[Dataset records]
--- --- ---

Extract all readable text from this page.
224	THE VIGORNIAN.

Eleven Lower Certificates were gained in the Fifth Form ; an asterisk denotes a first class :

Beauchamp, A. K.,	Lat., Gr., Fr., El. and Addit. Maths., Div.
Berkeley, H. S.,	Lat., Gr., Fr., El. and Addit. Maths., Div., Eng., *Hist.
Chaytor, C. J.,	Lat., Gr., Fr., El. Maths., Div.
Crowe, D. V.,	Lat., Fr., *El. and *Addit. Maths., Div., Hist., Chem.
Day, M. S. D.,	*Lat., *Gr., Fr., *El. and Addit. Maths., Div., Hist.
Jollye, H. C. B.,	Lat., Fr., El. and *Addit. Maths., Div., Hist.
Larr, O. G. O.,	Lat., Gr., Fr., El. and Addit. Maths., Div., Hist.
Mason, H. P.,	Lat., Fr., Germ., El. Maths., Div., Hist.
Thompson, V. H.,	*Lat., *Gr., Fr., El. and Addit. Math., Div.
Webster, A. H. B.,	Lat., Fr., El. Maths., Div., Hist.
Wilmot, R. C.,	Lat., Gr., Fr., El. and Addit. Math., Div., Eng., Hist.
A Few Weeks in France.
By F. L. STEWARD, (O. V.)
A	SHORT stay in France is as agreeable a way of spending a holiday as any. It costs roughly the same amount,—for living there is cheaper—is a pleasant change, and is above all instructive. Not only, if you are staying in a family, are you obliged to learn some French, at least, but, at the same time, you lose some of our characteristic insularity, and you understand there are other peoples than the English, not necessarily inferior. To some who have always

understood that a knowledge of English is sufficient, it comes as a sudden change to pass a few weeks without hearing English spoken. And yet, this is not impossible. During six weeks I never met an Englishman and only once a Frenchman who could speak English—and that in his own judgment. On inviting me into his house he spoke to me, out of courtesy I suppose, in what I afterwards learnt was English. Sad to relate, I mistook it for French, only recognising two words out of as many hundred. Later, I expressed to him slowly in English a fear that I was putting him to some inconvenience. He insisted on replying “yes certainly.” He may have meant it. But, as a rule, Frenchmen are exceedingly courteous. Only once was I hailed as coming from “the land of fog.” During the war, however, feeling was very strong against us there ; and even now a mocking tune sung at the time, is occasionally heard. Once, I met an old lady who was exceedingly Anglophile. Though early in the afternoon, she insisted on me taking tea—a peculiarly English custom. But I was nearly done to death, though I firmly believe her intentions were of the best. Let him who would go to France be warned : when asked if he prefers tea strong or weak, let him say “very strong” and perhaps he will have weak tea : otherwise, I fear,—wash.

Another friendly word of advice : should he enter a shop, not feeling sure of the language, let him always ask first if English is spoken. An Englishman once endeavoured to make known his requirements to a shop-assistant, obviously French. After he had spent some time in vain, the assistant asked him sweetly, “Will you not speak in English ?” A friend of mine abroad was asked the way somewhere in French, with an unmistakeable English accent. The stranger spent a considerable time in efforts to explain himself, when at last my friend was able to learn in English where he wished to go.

--- --- ---

PROBLEM DETAILS — Write out the material exactly as given.

OUTPUT OF THE TASK —
Extract all readable text from this page.
224	THE VIGORNIAN.

Eleven Lower Certificates were gained in the Fifth Form ; an asterisk denotes a first class :

Beauchamp, A. K.,	Lat., Gr., Fr., El. and Addit. Maths., Div.
Berkeley, H. S.,	Lat., Gr., Fr., El. and Addit. Maths., Div., Eng., *Hist.
Chaytor, C. J.,	Lat., Gr., Fr., El. Maths., Div.
Crowe, D. V.,	Lat., Fr., *El. and *Addit. Maths., Div., Hist., Chem.
Day, M. S. D.,	*Lat., *Gr., Fr., *El. and Addit. Maths., Div., Hist.
Jollye, H. C. B.,	Lat., Fr., El. and *Addit. Maths., Div., Hist.
Larr, O. G. O.,	Lat., Gr., Fr., El. and Addit. Maths., Div., Hist.
Mason, H. P.,	Lat., Fr., Germ., El. Maths., Div., Hist.
Thompson, V. H.,	*Lat., *Gr., Fr., El. and Addit. Math., Div.
Webster, A. H. B.,	Lat., Fr., El. Maths., Div., Hist.
Wilmot, R. C.,	Lat., Gr., Fr., El. and Addit. Math., Div., Eng., Hist.
A Few Weeks in France.
By F. L. STEWARD, (O. V.)
A	SHORT stay in France is as agreeable a way of spending a holiday as any. It costs roughly the same amount,—for living there is cheaper—is a pleasant change, and is above all instructive. Not only, if you are staying in a family, are you obliged to learn some French, at least, but, at the same time, you lose some of our characteristic insularity, and you understand there are other peoples than the English, not necessarily inferior. To some who have always

understood that a knowledge of English is sufficient, it comes as a sudden change to pass a few weeks without hearing English spoken. And yet, this is not impossible. During six weeks I never met an Englishman and only once a Frenchman who could speak English—and that in his own judgment. On inviting me into his house he spoke to me, out of courtesy I suppose, in what I afterwards learnt was English. Sad to relate, I mistook it for French, only recognising two words out of as many hundred. Later, I expressed to him slowly in English a fear that I was putting him to some inconvenience. He insisted on replying “yes certainly.” He may have meant it. But, as a rule, Frenchmen are exceedingly courteous. Only once was I hailed as coming from “the land of fog.” During the war, however, feeling was very strong against us there ; and even now a mocking tune sung at the time, is occasionally heard. Once, I met an old lady who was exceedingly Anglophile. Though early in the afternoon, she insisted on me taking tea—a peculiarly English custom. But I was nearly done to death, though I firmly believe her intentions were of the best. Let him who would go to France be warned : when asked if he prefers tea strong or weak, let him say “very strong” and perhaps he will have weak tea : otherwise, I fear,—wash.

Another friendly word of advice : should he enter a shop, not feeling sure of the language, let him always ask first if English is spoken. An Englishman once endeavoured to make known his requirements to a shop-assistant, obviously French. After he had spent some time in vain, the assistant asked him sweetly, “Will you not speak in English ?” A friend of mine abroad was asked the way somewhere in French, with an unmistakeable English accent. The stranger spent a considerable time in efforts to explain himself, when at last my friend was able to learn in English where he wished to go.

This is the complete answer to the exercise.